A Colourful city-New York
大耳朵英语  http://www.ebigear.com  2007-11-29 23:49:10  【打印
A Colourful City – New York

New York is one of those cities that many people feel they know -- even if they haven't been there. Its trademark sky-scrapers have formed the backdrop to innumerable films and television series, (millions of words have been written about its characters) while its streets have been the subject of a thousand different songs. So what new can a correspondent leaving the city possibly say about it?

Well, the BBC's Stephen Evans can suggest that a Cuban café saved him from joining the September the 11th casualty list. Stephen is leaving New York to take up a new post here at Bush House in London:

Whenever people from Britain ask me why I like New York so much, I say: "It's the energy of the place" and they say, "ah, yes, the city that never sleeps". And I think no, that's not what I meant at all. It's not about clubs or bars or lights -- in fact, there's relatively little drunken carousing in New York.

Rather, it's the mental energy of the people, a wit and a wisdom on buses or in diners. People engage with each other. They're interested. They recount stories with wonder at the way we human beings behave, at the way the world turns.

Data extracts:
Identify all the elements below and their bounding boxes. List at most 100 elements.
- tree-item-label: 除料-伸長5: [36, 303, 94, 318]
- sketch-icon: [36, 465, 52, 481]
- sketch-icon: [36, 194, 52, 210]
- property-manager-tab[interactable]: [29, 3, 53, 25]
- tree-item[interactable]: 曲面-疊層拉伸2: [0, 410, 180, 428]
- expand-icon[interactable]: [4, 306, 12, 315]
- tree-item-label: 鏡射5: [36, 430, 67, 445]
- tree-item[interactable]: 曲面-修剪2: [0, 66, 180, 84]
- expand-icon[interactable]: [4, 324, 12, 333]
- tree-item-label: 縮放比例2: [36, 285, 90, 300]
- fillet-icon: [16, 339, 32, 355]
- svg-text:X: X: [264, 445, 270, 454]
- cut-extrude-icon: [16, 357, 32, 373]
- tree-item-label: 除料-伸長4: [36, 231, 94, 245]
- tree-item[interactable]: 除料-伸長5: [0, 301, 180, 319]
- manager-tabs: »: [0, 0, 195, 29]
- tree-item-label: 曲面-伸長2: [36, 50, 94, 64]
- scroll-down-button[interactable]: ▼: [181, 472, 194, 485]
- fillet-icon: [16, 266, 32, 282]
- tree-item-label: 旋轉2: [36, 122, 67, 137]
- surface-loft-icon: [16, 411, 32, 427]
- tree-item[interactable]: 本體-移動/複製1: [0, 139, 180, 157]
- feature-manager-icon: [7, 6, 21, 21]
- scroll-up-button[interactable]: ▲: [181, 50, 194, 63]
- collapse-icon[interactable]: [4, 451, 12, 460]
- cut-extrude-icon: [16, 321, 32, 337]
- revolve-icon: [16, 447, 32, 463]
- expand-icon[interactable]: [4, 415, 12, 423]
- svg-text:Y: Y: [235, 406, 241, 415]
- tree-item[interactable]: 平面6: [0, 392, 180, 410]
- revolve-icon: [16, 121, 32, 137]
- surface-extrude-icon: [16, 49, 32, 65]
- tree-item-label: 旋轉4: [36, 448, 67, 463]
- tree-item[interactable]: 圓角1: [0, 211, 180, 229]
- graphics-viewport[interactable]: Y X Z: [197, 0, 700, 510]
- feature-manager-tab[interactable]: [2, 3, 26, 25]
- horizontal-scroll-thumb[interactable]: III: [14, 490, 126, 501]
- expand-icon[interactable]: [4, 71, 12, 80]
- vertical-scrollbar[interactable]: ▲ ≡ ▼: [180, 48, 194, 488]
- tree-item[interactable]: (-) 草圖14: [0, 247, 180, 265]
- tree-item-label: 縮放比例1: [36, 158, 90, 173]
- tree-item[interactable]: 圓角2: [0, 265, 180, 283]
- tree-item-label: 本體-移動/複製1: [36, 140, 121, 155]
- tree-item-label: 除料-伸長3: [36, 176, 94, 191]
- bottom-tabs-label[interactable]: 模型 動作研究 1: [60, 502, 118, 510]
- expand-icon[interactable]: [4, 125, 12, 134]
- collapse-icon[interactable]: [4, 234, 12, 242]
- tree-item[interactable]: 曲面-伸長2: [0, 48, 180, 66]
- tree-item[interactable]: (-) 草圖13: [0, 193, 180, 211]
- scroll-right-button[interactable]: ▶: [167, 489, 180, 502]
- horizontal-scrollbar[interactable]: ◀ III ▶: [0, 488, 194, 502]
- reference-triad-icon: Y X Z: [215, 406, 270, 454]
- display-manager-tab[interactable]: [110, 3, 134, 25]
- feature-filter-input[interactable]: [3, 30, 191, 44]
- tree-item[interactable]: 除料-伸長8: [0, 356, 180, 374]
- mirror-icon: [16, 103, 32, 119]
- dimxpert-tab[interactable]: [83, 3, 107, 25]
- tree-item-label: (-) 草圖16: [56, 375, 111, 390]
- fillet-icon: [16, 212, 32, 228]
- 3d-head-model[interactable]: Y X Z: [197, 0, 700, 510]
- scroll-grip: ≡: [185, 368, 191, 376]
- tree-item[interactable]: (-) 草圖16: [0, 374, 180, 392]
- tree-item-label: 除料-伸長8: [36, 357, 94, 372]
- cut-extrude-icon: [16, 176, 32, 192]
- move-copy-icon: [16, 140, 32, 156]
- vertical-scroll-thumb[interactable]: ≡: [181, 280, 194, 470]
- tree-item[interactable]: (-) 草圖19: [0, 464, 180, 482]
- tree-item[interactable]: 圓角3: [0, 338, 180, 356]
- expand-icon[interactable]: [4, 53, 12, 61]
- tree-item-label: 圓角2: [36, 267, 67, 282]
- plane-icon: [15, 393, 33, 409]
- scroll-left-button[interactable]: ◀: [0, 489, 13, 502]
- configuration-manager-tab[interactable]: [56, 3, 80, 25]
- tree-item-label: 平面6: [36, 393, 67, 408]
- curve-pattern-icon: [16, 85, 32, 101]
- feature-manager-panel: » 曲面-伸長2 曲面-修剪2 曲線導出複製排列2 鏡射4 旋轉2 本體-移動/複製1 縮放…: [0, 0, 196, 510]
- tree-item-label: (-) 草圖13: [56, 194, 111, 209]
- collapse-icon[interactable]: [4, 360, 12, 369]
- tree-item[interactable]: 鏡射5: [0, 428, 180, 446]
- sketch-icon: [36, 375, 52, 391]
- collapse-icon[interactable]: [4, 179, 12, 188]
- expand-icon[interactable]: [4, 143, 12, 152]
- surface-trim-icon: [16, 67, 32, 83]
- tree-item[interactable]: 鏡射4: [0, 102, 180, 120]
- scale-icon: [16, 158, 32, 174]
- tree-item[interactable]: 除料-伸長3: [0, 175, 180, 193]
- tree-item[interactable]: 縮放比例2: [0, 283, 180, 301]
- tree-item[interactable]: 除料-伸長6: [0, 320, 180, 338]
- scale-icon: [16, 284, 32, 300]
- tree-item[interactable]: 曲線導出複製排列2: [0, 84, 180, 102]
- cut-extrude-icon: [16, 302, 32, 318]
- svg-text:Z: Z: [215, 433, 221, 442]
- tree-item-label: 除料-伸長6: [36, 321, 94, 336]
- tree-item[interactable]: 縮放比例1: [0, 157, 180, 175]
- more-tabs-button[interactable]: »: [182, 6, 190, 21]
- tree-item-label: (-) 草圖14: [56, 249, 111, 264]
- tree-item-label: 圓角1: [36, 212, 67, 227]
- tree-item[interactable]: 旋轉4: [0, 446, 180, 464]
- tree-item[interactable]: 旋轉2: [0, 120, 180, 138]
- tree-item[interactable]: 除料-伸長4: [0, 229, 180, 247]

Required action A:
Transcribe the passage of the New York piece starting at "Well, the BBC's" and ending at "the world turns.".
Required action B:
Go on with the piece about New York from the point where it stops.
The data have no connection to the text about New York.

Output A:
Well, the BBC's Stephen Evans can suggest that a Cuban café saved him from joining the September the 11th casualty list. Stephen is leaving New York to take up a new post here at Bush House in London:

Whenever people from Britain ask me why I like New York so much, I say: "It's the energy of the place" and they say, "ah, yes, the city that never sleeps". And I think no, that's not what I meant at all. It's not about clubs or bars or lights -- in fact, there's relatively little drunken carousing in New York.

Rather, it's the mental energy of the people, a wit and a wisdom on buses or in diners. People engage with each other. They're interested. They recount stories with wonder at the way we human beings behave, at the way the world turns.

Output B:
I remember two classic Jewish ladies in Café Edison on 46th Street, a faded old deli that does a mean cherry blintz. They'd just witnessed, or so they maintained, a security man turn his back at a bus stop and his dog get on the bus without him, only for the bus to depart. "Well, did the dog have a ticket", one wondered. Facts, or near facts, in New York become stories.

It is a city where you learn the nuances of culture. I know now that Chinese and Hispanic people stand so their grand-children can sit on buses, something I, as a European, find shocking.

Above all, it is this cultural mix of immigrants which is so energizing. My barber is a Jew from Uzbekistan who speaks Russian and Persian fluently, the Russian from the Soviet Union, the Persian because the Jews were expelled from Persia centuries ago and they took their language to exile in Uzbekistan. He and I talk politics: "So what do you think of the war, then, Mikhail?" "It is a good war. Saddam was a beast and you must slaughter the beast to frighten other beasts". He said. We move on.